* _Items from a figure collection_

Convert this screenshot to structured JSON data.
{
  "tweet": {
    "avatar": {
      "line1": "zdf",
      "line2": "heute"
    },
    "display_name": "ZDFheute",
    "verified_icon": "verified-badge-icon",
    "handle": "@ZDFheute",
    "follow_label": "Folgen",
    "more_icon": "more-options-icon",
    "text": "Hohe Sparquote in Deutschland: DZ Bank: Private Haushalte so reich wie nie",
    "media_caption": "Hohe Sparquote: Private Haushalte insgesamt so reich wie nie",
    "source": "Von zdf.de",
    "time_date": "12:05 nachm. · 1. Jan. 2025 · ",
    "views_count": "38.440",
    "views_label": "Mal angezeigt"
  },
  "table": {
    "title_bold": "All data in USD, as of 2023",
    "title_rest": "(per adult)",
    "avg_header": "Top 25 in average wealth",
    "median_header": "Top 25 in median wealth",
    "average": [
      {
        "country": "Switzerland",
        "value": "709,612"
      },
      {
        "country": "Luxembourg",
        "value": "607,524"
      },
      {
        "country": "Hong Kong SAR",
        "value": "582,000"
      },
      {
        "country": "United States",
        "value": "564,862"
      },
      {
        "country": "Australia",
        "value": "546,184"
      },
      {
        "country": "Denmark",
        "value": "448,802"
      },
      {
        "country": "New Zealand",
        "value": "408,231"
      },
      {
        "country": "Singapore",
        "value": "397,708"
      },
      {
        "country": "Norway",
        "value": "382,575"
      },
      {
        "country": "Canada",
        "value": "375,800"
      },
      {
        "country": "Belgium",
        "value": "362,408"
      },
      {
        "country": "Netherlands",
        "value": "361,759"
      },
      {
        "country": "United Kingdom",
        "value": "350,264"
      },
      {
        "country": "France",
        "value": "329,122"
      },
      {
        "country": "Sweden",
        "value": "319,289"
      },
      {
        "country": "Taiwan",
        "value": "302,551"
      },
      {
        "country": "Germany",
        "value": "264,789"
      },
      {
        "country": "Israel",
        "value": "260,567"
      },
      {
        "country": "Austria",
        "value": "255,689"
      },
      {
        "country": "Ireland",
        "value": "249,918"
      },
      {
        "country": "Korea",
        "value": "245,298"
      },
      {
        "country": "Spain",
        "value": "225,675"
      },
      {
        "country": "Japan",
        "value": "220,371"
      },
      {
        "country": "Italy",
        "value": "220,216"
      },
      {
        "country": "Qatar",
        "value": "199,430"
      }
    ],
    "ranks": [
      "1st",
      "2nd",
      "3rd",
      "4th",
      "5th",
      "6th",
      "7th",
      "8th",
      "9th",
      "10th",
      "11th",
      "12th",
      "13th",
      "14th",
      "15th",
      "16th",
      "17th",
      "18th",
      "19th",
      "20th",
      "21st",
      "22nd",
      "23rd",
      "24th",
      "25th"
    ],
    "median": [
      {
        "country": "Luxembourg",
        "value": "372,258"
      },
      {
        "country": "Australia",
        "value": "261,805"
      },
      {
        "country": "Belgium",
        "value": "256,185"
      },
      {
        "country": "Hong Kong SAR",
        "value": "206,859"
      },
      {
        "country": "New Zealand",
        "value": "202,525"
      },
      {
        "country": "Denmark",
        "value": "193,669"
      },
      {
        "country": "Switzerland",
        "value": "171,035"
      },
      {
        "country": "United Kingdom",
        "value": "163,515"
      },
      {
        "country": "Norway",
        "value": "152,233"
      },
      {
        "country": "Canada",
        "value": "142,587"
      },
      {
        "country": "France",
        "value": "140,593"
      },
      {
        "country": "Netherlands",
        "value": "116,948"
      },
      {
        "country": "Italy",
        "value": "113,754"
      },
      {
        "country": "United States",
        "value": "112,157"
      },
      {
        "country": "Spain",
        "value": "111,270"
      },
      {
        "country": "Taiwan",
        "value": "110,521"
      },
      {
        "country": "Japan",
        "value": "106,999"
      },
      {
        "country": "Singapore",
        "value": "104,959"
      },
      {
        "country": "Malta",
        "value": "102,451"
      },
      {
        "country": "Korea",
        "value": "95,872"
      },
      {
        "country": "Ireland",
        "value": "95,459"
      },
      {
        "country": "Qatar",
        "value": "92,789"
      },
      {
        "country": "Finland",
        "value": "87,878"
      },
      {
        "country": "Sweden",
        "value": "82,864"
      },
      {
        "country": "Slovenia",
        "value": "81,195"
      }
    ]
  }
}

* _TASK DESCRIPTION_
Set down every record above exactly as given.

* _CORRECT OUTPUT_
Convert this screenshot to structured JSON data.
{
  "tweet": {
    "avatar": {
      "line1": "zdf",
      "line2": "heute"
    },
    "display_name": "ZDFheute",
    "verified_icon": "verified-badge-icon",
    "handle": "@ZDFheute",
    "follow_label": "Folgen",
    "more_icon": "more-options-icon",
    "text": "Hohe Sparquote in Deutschland: DZ Bank: Private Haushalte so reich wie nie",
    "media_caption": "Hohe Sparquote: Private Haushalte insgesamt so reich wie nie",
    "source": "Von zdf.de",
    "time_date": "12:05 nachm. · 1. Jan. 2025 · ",
    "views_count": "38.440",
    "views_label": "Mal angezeigt"
  },
  "table": {
    "title_bold": "All data in USD, as of 2023",
    "title_rest": "(per adult)",
    "avg_header": "Top 25 in average wealth",
    "median_header": "Top 25 in median wealth",
    "average": [
      {
        "country": "Switzerland",
        "value": "709,612"
      },
      {
        "country": "Luxembourg",
        "value": "607,524"
      },
      {
        "country": "Hong Kong SAR",
        "value": "582,000"
      },
      {
        "country": "United States",
        "value": "564,862"
      },
      {
        "country": "Australia",
        "value": "546,184"
      },
      {
        "country": "Denmark",
        "value": "448,802"
      },
      {
        "country": "New Zealand",
        "value": "408,231"
      },
      {
        "country": "Singapore",
        "value": "397,708"
      },
      {
        "country": "Norway",
        "value": "382,575"
      },
      {
        "country": "Canada",
        "value": "375,800"
      },
      {
        "country": "Belgium",
        "value": "362,408"
      },
      {
        "country": "Netherlands",
        "value": "361,759"
      },
      {
        "country": "United Kingdom",
        "value": "350,264"
      },
      {
        "country": "France",
        "value": "329,122"
      },
      {
        "country": "Sweden",
        "value": "319,289"
      },
      {
        "country": "Taiwan",
        "value": "302,551"
      },
      {
        "country": "Germany",
        "value": "264,789"
      },
      {
        "country": "Israel",
        "value": "260,567"
      },
      {
        "country": "Austria",
        "value": "255,689"
      },
      {
        "country": "Ireland",
        "value": "249,918"
      },
      {
        "country": "Korea",
        "value": "245,298"
      },
      {
        "country": "Spain",
        "value": "225,675"
      },
      {
        "country": "Japan",
        "value": "220,371"
      },
      {
        "country": "Italy",
        "value": "220,216"
      },
      {
        "country": "Qatar",
        "value": "199,430"
      }
    ],
    "ranks": [
      "1st",
      "2nd",
      "3rd",
      "4th",
      "5th",
      "6th",
      "7th",
      "8th",
      "9th",
      "10th",
      "11th",
      "12th",
      "13th",
      "14th",
      "15th",
      "16th",
      "17th",
      "18th",
      "19th",
      "20th",
      "21st",
      "22nd",
      "23rd",
      "24th",
      "25th"
    ],
    "median": [
      {
        "country": "Luxembourg",
        "value": "372,258"
      },
      {
        "country": "Australia",
        "value": "261,805"
      },
      {
        "country": "Belgium",
        "value": "256,185"
      },
      {
        "country": "Hong Kong SAR",
        "value": "206,859"
      },
      {
        "country": "New Zealand",
        "value": "202,525"
      },
      {
        "country": "Denmark",
        "value": "193,669"
      },
      {
        "country": "Switzerland",
        "value": "171,035"
      },
      {
        "country": "United Kingdom",
        "value": "163,515"
      },
      {
        "country": "Norway",
        "value": "152,233"
      },
      {
        "country": "Canada",
        "value": "142,587"
      },
      {
        "country": "France",
        "value": "140,593"
      },
      {
        "country": "Netherlands",
        "value": "116,948"
      },
      {
        "country": "Italy",
        "value": "113,754"
      },
      {
        "country": "United States",
        "value": "112,157"
      },
      {
        "country": "Spain",
        "value": "111,270"
      },
      {
        "country": "Taiwan",
        "value": "110,521"
      },
      {
        "country": "Japan",
        "value": "106,999"
      },
      {
        "country": "Singapore",
        "value": "104,959"
      },
      {
        "country": "Malta",
        "value": "102,451"
      },
      {
        "country": "Korea",
        "value": "95,872"
      },
      {
        "country": "Ireland",
        "value": "95,459"
      },
      {
        "country": "Qatar",
        "value": "92,789"
      },
      {
        "country": "Finland",
        "value": "87,878"
      },
      {
        "country": "Sweden",
        "value": "82,864"
      },
      {
        "country": "Slovenia",
        "value": "81,195"
      }
    ]
  }
}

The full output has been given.